Problem to solve
Report only the number of lines that hold the word "green".
# Raw records start
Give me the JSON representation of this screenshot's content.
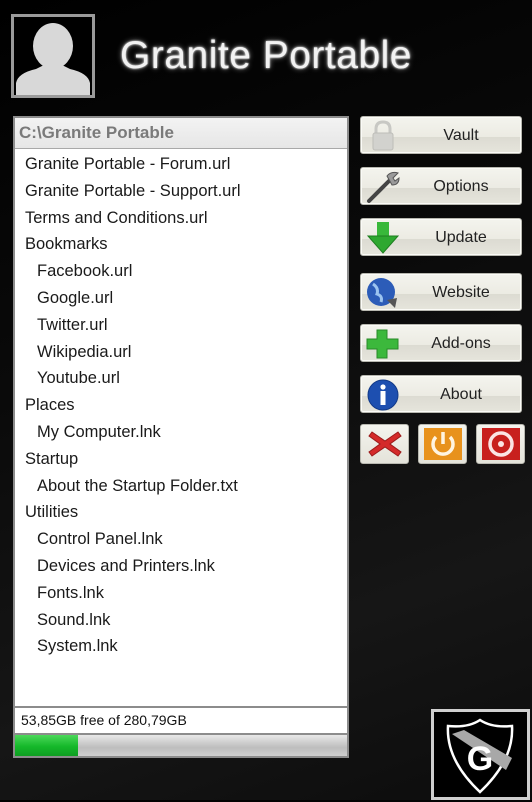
{
  "header": {
    "title": "Granite Portable",
    "avatar_icon": "user-silhouette-icon"
  },
  "file_panel": {
    "path": "C:\\Granite Portable",
    "items": [
      {
        "label": "Granite Portable - Forum.url",
        "level": 0
      },
      {
        "label": "Granite Portable - Support.url",
        "level": 0
      },
      {
        "label": "Terms and Conditions.url",
        "level": 0
      },
      {
        "label": "Bookmarks",
        "level": 0
      },
      {
        "label": "Facebook.url",
        "level": 1
      },
      {
        "label": "Google.url",
        "level": 1
      },
      {
        "label": "Twitter.url",
        "level": 1
      },
      {
        "label": "Wikipedia.url",
        "level": 1
      },
      {
        "label": "Youtube.url",
        "level": 1
      },
      {
        "label": "Places",
        "level": 0
      },
      {
        "label": "My Computer.lnk",
        "level": 1
      },
      {
        "label": "Startup",
        "level": 0
      },
      {
        "label": "About the Startup Folder.txt",
        "level": 1
      },
      {
        "label": "Utilities",
        "level": 0
      },
      {
        "label": "Control Panel.lnk",
        "level": 1
      },
      {
        "label": "Devices and Printers.lnk",
        "level": 1
      },
      {
        "label": "Fonts.lnk",
        "level": 1
      },
      {
        "label": "Sound.lnk",
        "level": 1
      },
      {
        "label": "System.lnk",
        "level": 1
      }
    ]
  },
  "disk": {
    "label": "53,85GB free of 280,79GB",
    "used_fraction": 0.19,
    "fill_color": "#1fbf33"
  },
  "buttons": [
    {
      "label": "Vault",
      "icon": "padlock-icon"
    },
    {
      "label": "Options",
      "icon": "wrench-icon"
    },
    {
      "label": "Update",
      "icon": "green-down-arrow-icon"
    },
    {
      "label": "Website",
      "icon": "globe-icon"
    },
    {
      "label": "Add-ons",
      "icon": "green-plus-icon"
    },
    {
      "label": "About",
      "icon": "info-icon"
    }
  ],
  "small_buttons": [
    {
      "name": "close",
      "icon": "red-x-icon",
      "color": "#d42a2a"
    },
    {
      "name": "power",
      "icon": "orange-power-icon",
      "color": "#e8921c"
    },
    {
      "name": "shutdown",
      "icon": "red-power-icon",
      "color": "#c8201e"
    }
  ],
  "logo": {
    "letter": "G",
    "icon": "shield-logo-icon"
  }
}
# Raw records end
Solution to this exercise
2